### Records for the task

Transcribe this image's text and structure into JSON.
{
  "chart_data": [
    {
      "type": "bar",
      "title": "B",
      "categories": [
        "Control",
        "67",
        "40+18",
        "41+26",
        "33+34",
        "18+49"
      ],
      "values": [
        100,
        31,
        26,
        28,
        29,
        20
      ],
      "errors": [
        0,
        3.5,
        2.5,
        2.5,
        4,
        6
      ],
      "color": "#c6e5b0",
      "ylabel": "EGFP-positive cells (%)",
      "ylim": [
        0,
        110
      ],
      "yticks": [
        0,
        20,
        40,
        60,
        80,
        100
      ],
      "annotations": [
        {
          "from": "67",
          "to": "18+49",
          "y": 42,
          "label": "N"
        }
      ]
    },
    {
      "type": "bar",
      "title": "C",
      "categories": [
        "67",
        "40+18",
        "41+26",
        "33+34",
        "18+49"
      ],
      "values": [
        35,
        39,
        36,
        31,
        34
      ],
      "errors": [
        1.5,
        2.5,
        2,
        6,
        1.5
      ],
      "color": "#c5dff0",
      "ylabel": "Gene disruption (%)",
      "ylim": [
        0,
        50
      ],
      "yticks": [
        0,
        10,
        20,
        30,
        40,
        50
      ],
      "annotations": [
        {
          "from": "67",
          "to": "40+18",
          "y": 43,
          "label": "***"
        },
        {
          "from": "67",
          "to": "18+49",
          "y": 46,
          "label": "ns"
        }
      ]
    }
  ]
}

######

** Exercise instructions **
Exactly as shown, output all of the material above.

** Written answer **
Transcribe this image's text and structure into JSON.
{
  "chart_data": [
    {
      "type": "bar",
      "title": "B",
      "categories": [
        "Control",
        "67",
        "40+18",
        "41+26",
        "33+34",
        "18+49"
      ],
      "values": [
        100,
        31,
        26,
        28,
        29,
        20
      ],
      "errors": [
        0,
        3.5,
        2.5,
        2.5,
        4,
        6
      ],
      "color": "#c6e5b0",
      "ylabel": "EGFP-positive cells (%)",
      "ylim": [
        0,
        110
      ],
      "yticks": [
        0,
        20,
        40,
        60,
        80,
        100
      ],
      "annotations": [
        {
          "from": "67",
          "to": "18+49",
          "y": 42,
          "label": "N"
        }
      ]
    },
    {
      "type": "bar",
      "title": "C",
      "categories": [
        "67",
        "40+18",
        "41+26",
        "33+34",
        "18+49"
      ],
      "values": [
        35,
        39,
        36,
        31,
        34
      ],
      "errors": [
        1.5,
        2.5,
        2,
        6,
        1.5
      ],
      "color": "#c5dff0",
      "ylabel": "Gene disruption (%)",
      "ylim": [
        0,
        50
      ],
      "yticks": [
        0,
        10,
        20,
        30,
        40,
        50
      ],
      "annotations": [
        {
          "from": "67",
          "to": "40+18",
          "y": 43,
          "label": "***"
        },
        {
          "from": "67",
          "to": "18+49",
          "y": 46,
          "label": "ns"
        }
      ]
    }
  ]
}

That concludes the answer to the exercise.